TASK GOAL: Work out how many lines in the listing below include the word "registerbaserade". Give nothing but the number.

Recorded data
■ ■ ■ ■

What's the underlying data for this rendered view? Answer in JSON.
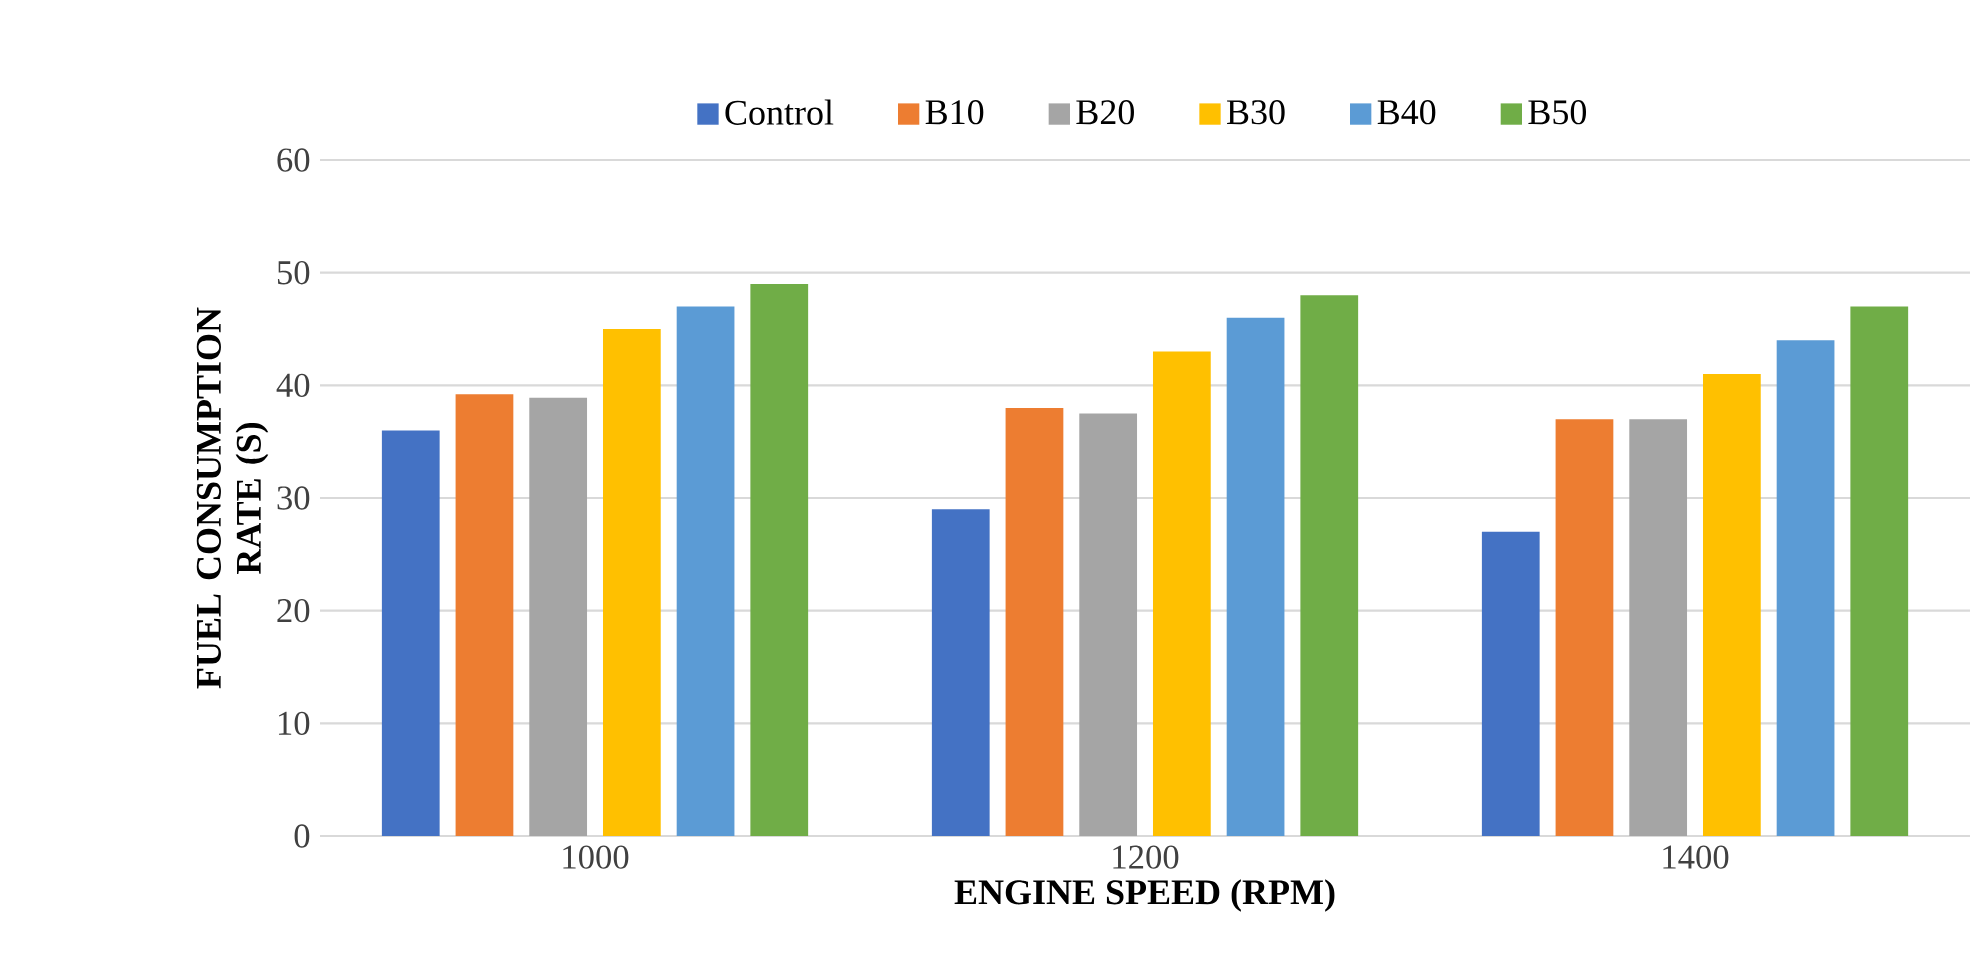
{
  "chart_data": {
    "type": "bar",
    "xlabel": "ENGINE SPEED (RPM)",
    "ylabel": "FUEL CONSUMPTION RATE (S)",
    "categories": [
      "1000",
      "1200",
      "1400"
    ],
    "series": [
      {
        "name": "Control",
        "color": "#4472c4",
        "values": [
          36,
          29,
          27
        ]
      },
      {
        "name": "B10",
        "color": "#ed7d31",
        "values": [
          39.2,
          38,
          37
        ]
      },
      {
        "name": "B20",
        "color": "#a5a5a5",
        "values": [
          38.9,
          37.5,
          37
        ]
      },
      {
        "name": "B30",
        "color": "#ffc000",
        "values": [
          45,
          43,
          41
        ]
      },
      {
        "name": "B40",
        "color": "#5b9bd5",
        "values": [
          47,
          46,
          44
        ]
      },
      {
        "name": "B50",
        "color": "#70ad47",
        "values": [
          49,
          48,
          47
        ]
      }
    ],
    "ylim": [
      0,
      60
    ],
    "yticks": [
      0,
      10,
      20,
      30,
      40,
      50,
      60
    ],
    "grid": "y",
    "legend": "top"
  }
}
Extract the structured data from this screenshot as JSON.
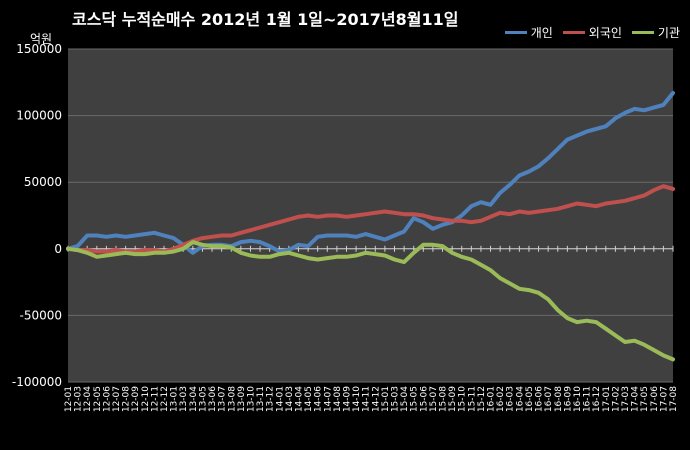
{
  "chart_data": {
    "type": "line",
    "title": "코스닥  누적순매수 2012년 1월 1일~2017년8월11일",
    "ylabel": "억원",
    "xlabel": "",
    "ylim": [
      -100000,
      150000
    ],
    "yticks": [
      -100000,
      -50000,
      0,
      50000,
      100000,
      150000
    ],
    "ytick_labels": [
      "-100000",
      "-50000",
      "0",
      "50000",
      "100000",
      "150000"
    ],
    "grid": true,
    "legend_position": "top-right",
    "x_labels": [
      "12-01",
      "12-03",
      "12-04",
      "12-05",
      "12-06",
      "12-07",
      "12-08",
      "12-09",
      "12-10",
      "12-11",
      "12-12",
      "13-01",
      "13-03",
      "13-04",
      "13-05",
      "13-06",
      "13-07",
      "13-08",
      "13-09",
      "13-10",
      "13-11",
      "13-12",
      "14-01",
      "14-03",
      "14-04",
      "14-05",
      "14-06",
      "14-07",
      "14-08",
      "14-09",
      "14-10",
      "14-11",
      "14-12",
      "15-01",
      "15-03",
      "15-04",
      "15-05",
      "15-06",
      "15-07",
      "15-08",
      "15-09",
      "15-10",
      "15-11",
      "15-12",
      "16-01",
      "16-02",
      "16-03",
      "16-04",
      "16-05",
      "16-06",
      "16-07",
      "16-08",
      "16-09",
      "16-10",
      "16-11",
      "16-12",
      "17-01",
      "17-02",
      "17-03",
      "17-04",
      "17-05",
      "17-06",
      "17-07",
      "17-08"
    ],
    "series": [
      {
        "name": "개인",
        "color": "#4F81BD",
        "values": [
          0,
          2000,
          10000,
          10000,
          9000,
          10000,
          9000,
          10000,
          11000,
          12000,
          10000,
          8000,
          3000,
          -3000,
          2000,
          3000,
          3000,
          2000,
          5000,
          6000,
          5000,
          2000,
          -2000,
          -1000,
          3000,
          2000,
          9000,
          10000,
          10000,
          10000,
          9000,
          11000,
          9000,
          7000,
          10000,
          13000,
          23000,
          20000,
          15000,
          18000,
          20000,
          25000,
          32000,
          35000,
          33000,
          42000,
          48000,
          55000,
          58000,
          62000,
          68000,
          75000,
          82000,
          85000,
          88000,
          90000,
          92000,
          98000,
          102000,
          105000,
          104000,
          106000,
          108000,
          117000
        ]
      },
      {
        "name": "외국인",
        "color": "#C0504D",
        "values": [
          0,
          -1000,
          -1000,
          -2000,
          -2000,
          -1000,
          -2000,
          -2000,
          -1000,
          -1000,
          -2000,
          0,
          3000,
          6000,
          8000,
          9000,
          10000,
          10000,
          12000,
          14000,
          16000,
          18000,
          20000,
          22000,
          24000,
          25000,
          24000,
          25000,
          25000,
          24000,
          25000,
          26000,
          27000,
          28000,
          27000,
          26000,
          26000,
          25000,
          23000,
          22000,
          21000,
          21000,
          20000,
          21000,
          24000,
          27000,
          26000,
          28000,
          27000,
          28000,
          29000,
          30000,
          32000,
          34000,
          33000,
          32000,
          34000,
          35000,
          36000,
          38000,
          40000,
          44000,
          47000,
          45000
        ]
      },
      {
        "name": "기관",
        "color": "#9BBB59",
        "values": [
          0,
          -1000,
          -3000,
          -6000,
          -5000,
          -4000,
          -3000,
          -4000,
          -4000,
          -3000,
          -3000,
          -2000,
          0,
          5000,
          3000,
          2000,
          2000,
          1000,
          -3000,
          -5000,
          -6000,
          -6000,
          -4000,
          -3000,
          -5000,
          -7000,
          -8000,
          -7000,
          -6000,
          -6000,
          -5000,
          -3000,
          -4000,
          -5000,
          -8000,
          -10000,
          -3000,
          3000,
          3000,
          2000,
          -3000,
          -6000,
          -8000,
          -12000,
          -16000,
          -22000,
          -26000,
          -30000,
          -31000,
          -33000,
          -38000,
          -46000,
          -52000,
          -55000,
          -54000,
          -55000,
          -60000,
          -65000,
          -70000,
          -69000,
          -72000,
          -76000,
          -80000,
          -83000
        ]
      }
    ]
  }
}
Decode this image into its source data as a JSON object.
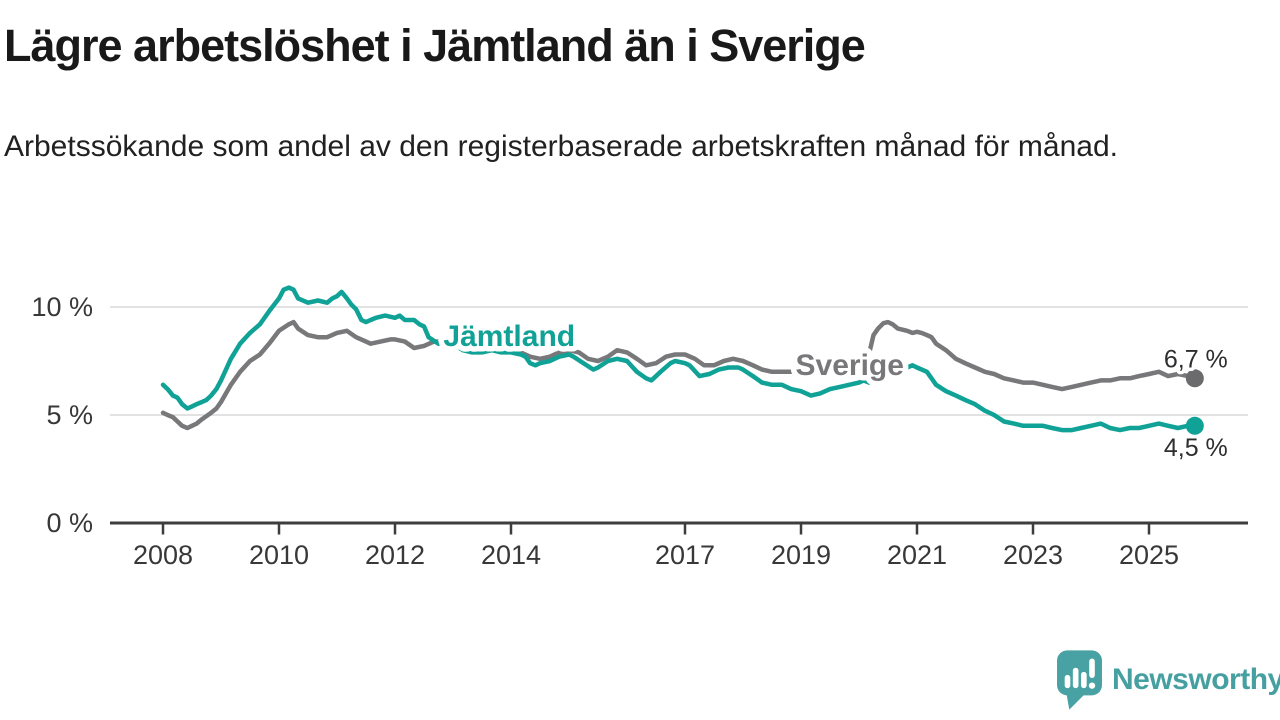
{
  "header": {
    "title": "Lägre arbetslöshet i Jämtland än i Sverige",
    "subtitle": "Arbetssökande som andel av den registerbaserade arbetskraften månad för månad."
  },
  "branding": {
    "wordmark": "Newsworthy",
    "accent_color": "#46a0a2"
  },
  "chart_data": {
    "type": "line",
    "title": "Lägre arbetslöshet i Jämtland än i Sverige",
    "subtitle": "Arbetssökande som andel av den registerbaserade arbetskraften månad för månad.",
    "x_unit": "year (monthly observations)",
    "x_range": [
      2007.1,
      2026.7
    ],
    "ylim": [
      0,
      11.6
    ],
    "grid": "horizontal",
    "legend_position": "inline-labels",
    "colors": {
      "gridline": "#d9d9d9",
      "axis": "#3d3d3d",
      "annotation_text": "#2e2e2e"
    },
    "y_ticks": [
      {
        "value": 0,
        "label": "0 %"
      },
      {
        "value": 5,
        "label": "5 %"
      },
      {
        "value": 10,
        "label": "10 %"
      }
    ],
    "x_ticks": [
      {
        "value": 2008,
        "label": "2008"
      },
      {
        "value": 2010,
        "label": "2010"
      },
      {
        "value": 2012,
        "label": "2012"
      },
      {
        "value": 2014,
        "label": "2014"
      },
      {
        "value": 2017,
        "label": "2017"
      },
      {
        "value": 2019,
        "label": "2019"
      },
      {
        "value": 2021,
        "label": "2021"
      },
      {
        "value": 2023,
        "label": "2023"
      },
      {
        "value": 2025,
        "label": "2025"
      }
    ],
    "series": [
      {
        "name": "Sverige",
        "color": "#78787b",
        "dot_color": "#6b6b6e",
        "label_color": "#78787b",
        "label_pos": [
          2019.84,
          7.31
        ],
        "end_label": "6,7 %",
        "end_value": 6.7,
        "end_label_placement": "above-end",
        "points": [
          [
            2008.0,
            5.1
          ],
          [
            2008.08,
            5.0
          ],
          [
            2008.17,
            4.9
          ],
          [
            2008.25,
            4.7
          ],
          [
            2008.33,
            4.5
          ],
          [
            2008.42,
            4.4
          ],
          [
            2008.5,
            4.5
          ],
          [
            2008.58,
            4.6
          ],
          [
            2008.67,
            4.8
          ],
          [
            2008.83,
            5.1
          ],
          [
            2008.92,
            5.3
          ],
          [
            2009.0,
            5.6
          ],
          [
            2009.17,
            6.4
          ],
          [
            2009.33,
            7.0
          ],
          [
            2009.5,
            7.5
          ],
          [
            2009.67,
            7.8
          ],
          [
            2009.83,
            8.3
          ],
          [
            2010.0,
            8.9
          ],
          [
            2010.17,
            9.2
          ],
          [
            2010.25,
            9.3
          ],
          [
            2010.33,
            9.0
          ],
          [
            2010.5,
            8.7
          ],
          [
            2010.67,
            8.6
          ],
          [
            2010.83,
            8.6
          ],
          [
            2011.0,
            8.8
          ],
          [
            2011.17,
            8.9
          ],
          [
            2011.33,
            8.6
          ],
          [
            2011.5,
            8.4
          ],
          [
            2011.58,
            8.3
          ],
          [
            2011.75,
            8.4
          ],
          [
            2011.92,
            8.5
          ],
          [
            2012.0,
            8.5
          ],
          [
            2012.17,
            8.4
          ],
          [
            2012.33,
            8.1
          ],
          [
            2012.5,
            8.2
          ],
          [
            2012.67,
            8.4
          ],
          [
            2012.83,
            8.4
          ],
          [
            2013.0,
            8.4
          ],
          [
            2013.17,
            8.1
          ],
          [
            2013.33,
            7.9
          ],
          [
            2013.5,
            8.0
          ],
          [
            2013.67,
            8.1
          ],
          [
            2013.83,
            8.0
          ],
          [
            2014.0,
            8.0
          ],
          [
            2014.17,
            7.9
          ],
          [
            2014.33,
            7.7
          ],
          [
            2014.5,
            7.6
          ],
          [
            2014.67,
            7.7
          ],
          [
            2014.83,
            7.9
          ],
          [
            2015.0,
            8.0
          ],
          [
            2015.17,
            7.9
          ],
          [
            2015.33,
            7.6
          ],
          [
            2015.5,
            7.5
          ],
          [
            2015.67,
            7.7
          ],
          [
            2015.83,
            8.0
          ],
          [
            2016.0,
            7.9
          ],
          [
            2016.17,
            7.6
          ],
          [
            2016.33,
            7.3
          ],
          [
            2016.5,
            7.4
          ],
          [
            2016.67,
            7.7
          ],
          [
            2016.83,
            7.8
          ],
          [
            2017.0,
            7.8
          ],
          [
            2017.17,
            7.6
          ],
          [
            2017.33,
            7.3
          ],
          [
            2017.5,
            7.3
          ],
          [
            2017.67,
            7.5
          ],
          [
            2017.83,
            7.6
          ],
          [
            2018.0,
            7.5
          ],
          [
            2018.17,
            7.3
          ],
          [
            2018.33,
            7.1
          ],
          [
            2018.5,
            7.0
          ],
          [
            2018.67,
            7.0
          ],
          [
            2018.83,
            7.0
          ],
          [
            2019.0,
            7.0
          ],
          [
            2019.17,
            6.9
          ],
          [
            2019.33,
            6.9
          ],
          [
            2019.5,
            6.9
          ],
          [
            2019.67,
            7.0
          ],
          [
            2019.83,
            7.0
          ],
          [
            2020.0,
            7.1
          ],
          [
            2020.17,
            7.8
          ],
          [
            2020.25,
            8.7
          ],
          [
            2020.33,
            9.0
          ],
          [
            2020.42,
            9.25
          ],
          [
            2020.5,
            9.3
          ],
          [
            2020.58,
            9.2
          ],
          [
            2020.67,
            9.0
          ],
          [
            2020.83,
            8.9
          ],
          [
            2020.92,
            8.8
          ],
          [
            2021.0,
            8.85
          ],
          [
            2021.08,
            8.8
          ],
          [
            2021.17,
            8.7
          ],
          [
            2021.25,
            8.6
          ],
          [
            2021.33,
            8.3
          ],
          [
            2021.5,
            8.0
          ],
          [
            2021.67,
            7.6
          ],
          [
            2021.83,
            7.4
          ],
          [
            2022.0,
            7.2
          ],
          [
            2022.17,
            7.0
          ],
          [
            2022.33,
            6.9
          ],
          [
            2022.5,
            6.7
          ],
          [
            2022.67,
            6.6
          ],
          [
            2022.83,
            6.5
          ],
          [
            2023.0,
            6.5
          ],
          [
            2023.17,
            6.4
          ],
          [
            2023.33,
            6.3
          ],
          [
            2023.5,
            6.2
          ],
          [
            2023.67,
            6.3
          ],
          [
            2023.83,
            6.4
          ],
          [
            2024.0,
            6.5
          ],
          [
            2024.17,
            6.6
          ],
          [
            2024.33,
            6.6
          ],
          [
            2024.5,
            6.7
          ],
          [
            2024.67,
            6.7
          ],
          [
            2024.83,
            6.8
          ],
          [
            2025.0,
            6.9
          ],
          [
            2025.17,
            7.0
          ],
          [
            2025.33,
            6.8
          ],
          [
            2025.5,
            6.9
          ],
          [
            2025.67,
            6.8
          ],
          [
            2025.79,
            6.7
          ]
        ]
      },
      {
        "name": "Jämtland",
        "color": "#10a296",
        "dot_color": "#10a296",
        "label_color": "#10a296",
        "label_pos": [
          2013.97,
          8.66
        ],
        "end_label": "4,5 %",
        "end_value": 4.5,
        "end_label_placement": "below-end",
        "points": [
          [
            2008.0,
            6.4
          ],
          [
            2008.08,
            6.2
          ],
          [
            2008.17,
            5.9
          ],
          [
            2008.25,
            5.8
          ],
          [
            2008.33,
            5.5
          ],
          [
            2008.42,
            5.3
          ],
          [
            2008.5,
            5.4
          ],
          [
            2008.58,
            5.5
          ],
          [
            2008.67,
            5.6
          ],
          [
            2008.75,
            5.7
          ],
          [
            2008.83,
            5.9
          ],
          [
            2008.92,
            6.2
          ],
          [
            2009.0,
            6.6
          ],
          [
            2009.17,
            7.6
          ],
          [
            2009.33,
            8.3
          ],
          [
            2009.5,
            8.8
          ],
          [
            2009.67,
            9.2
          ],
          [
            2009.83,
            9.8
          ],
          [
            2010.0,
            10.4
          ],
          [
            2010.08,
            10.8
          ],
          [
            2010.17,
            10.9
          ],
          [
            2010.25,
            10.8
          ],
          [
            2010.33,
            10.4
          ],
          [
            2010.5,
            10.2
          ],
          [
            2010.67,
            10.3
          ],
          [
            2010.83,
            10.2
          ],
          [
            2010.92,
            10.4
          ],
          [
            2011.0,
            10.5
          ],
          [
            2011.08,
            10.7
          ],
          [
            2011.17,
            10.4
          ],
          [
            2011.25,
            10.1
          ],
          [
            2011.33,
            9.9
          ],
          [
            2011.42,
            9.4
          ],
          [
            2011.5,
            9.3
          ],
          [
            2011.58,
            9.4
          ],
          [
            2011.67,
            9.5
          ],
          [
            2011.83,
            9.6
          ],
          [
            2012.0,
            9.5
          ],
          [
            2012.08,
            9.6
          ],
          [
            2012.17,
            9.4
          ],
          [
            2012.33,
            9.4
          ],
          [
            2012.42,
            9.2
          ],
          [
            2012.5,
            9.1
          ],
          [
            2012.58,
            8.6
          ],
          [
            2012.75,
            8.3
          ],
          [
            2012.92,
            8.4
          ],
          [
            2013.0,
            8.3
          ],
          [
            2013.17,
            8.0
          ],
          [
            2013.33,
            7.9
          ],
          [
            2013.5,
            7.9
          ],
          [
            2013.67,
            8.0
          ],
          [
            2013.83,
            7.9
          ],
          [
            2014.0,
            7.9
          ],
          [
            2014.17,
            7.8
          ],
          [
            2014.25,
            7.7
          ],
          [
            2014.33,
            7.4
          ],
          [
            2014.42,
            7.3
          ],
          [
            2014.5,
            7.4
          ],
          [
            2014.67,
            7.5
          ],
          [
            2014.83,
            7.7
          ],
          [
            2015.0,
            7.8
          ],
          [
            2015.08,
            7.7
          ],
          [
            2015.25,
            7.4
          ],
          [
            2015.42,
            7.1
          ],
          [
            2015.5,
            7.2
          ],
          [
            2015.67,
            7.5
          ],
          [
            2015.83,
            7.6
          ],
          [
            2016.0,
            7.5
          ],
          [
            2016.17,
            7.0
          ],
          [
            2016.33,
            6.7
          ],
          [
            2016.42,
            6.6
          ],
          [
            2016.58,
            7.0
          ],
          [
            2016.75,
            7.4
          ],
          [
            2016.83,
            7.5
          ],
          [
            2017.0,
            7.4
          ],
          [
            2017.08,
            7.3
          ],
          [
            2017.25,
            6.8
          ],
          [
            2017.42,
            6.9
          ],
          [
            2017.58,
            7.1
          ],
          [
            2017.75,
            7.2
          ],
          [
            2017.92,
            7.2
          ],
          [
            2018.0,
            7.1
          ],
          [
            2018.17,
            6.8
          ],
          [
            2018.33,
            6.5
          ],
          [
            2018.5,
            6.4
          ],
          [
            2018.67,
            6.4
          ],
          [
            2018.83,
            6.2
          ],
          [
            2019.0,
            6.1
          ],
          [
            2019.17,
            5.9
          ],
          [
            2019.33,
            6.0
          ],
          [
            2019.5,
            6.2
          ],
          [
            2019.67,
            6.3
          ],
          [
            2019.83,
            6.4
          ],
          [
            2020.0,
            6.5
          ],
          [
            2020.08,
            6.6
          ],
          [
            2020.17,
            6.5
          ],
          [
            2020.33,
            6.8
          ],
          [
            2020.5,
            7.0
          ],
          [
            2020.67,
            7.2
          ],
          [
            2020.83,
            7.2
          ],
          [
            2020.92,
            7.3
          ],
          [
            2021.0,
            7.2
          ],
          [
            2021.17,
            7.0
          ],
          [
            2021.33,
            6.4
          ],
          [
            2021.5,
            6.1
          ],
          [
            2021.67,
            5.9
          ],
          [
            2021.83,
            5.7
          ],
          [
            2022.0,
            5.5
          ],
          [
            2022.17,
            5.2
          ],
          [
            2022.33,
            5.0
          ],
          [
            2022.5,
            4.7
          ],
          [
            2022.67,
            4.6
          ],
          [
            2022.83,
            4.5
          ],
          [
            2023.0,
            4.5
          ],
          [
            2023.17,
            4.5
          ],
          [
            2023.33,
            4.4
          ],
          [
            2023.5,
            4.3
          ],
          [
            2023.67,
            4.3
          ],
          [
            2023.83,
            4.4
          ],
          [
            2024.0,
            4.5
          ],
          [
            2024.17,
            4.6
          ],
          [
            2024.33,
            4.4
          ],
          [
            2024.5,
            4.3
          ],
          [
            2024.67,
            4.4
          ],
          [
            2024.83,
            4.4
          ],
          [
            2025.0,
            4.5
          ],
          [
            2025.17,
            4.6
          ],
          [
            2025.33,
            4.5
          ],
          [
            2025.5,
            4.4
          ],
          [
            2025.67,
            4.5
          ],
          [
            2025.79,
            4.5
          ]
        ]
      }
    ]
  }
}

■ ■ ■ ■

FINAL RESULT: 2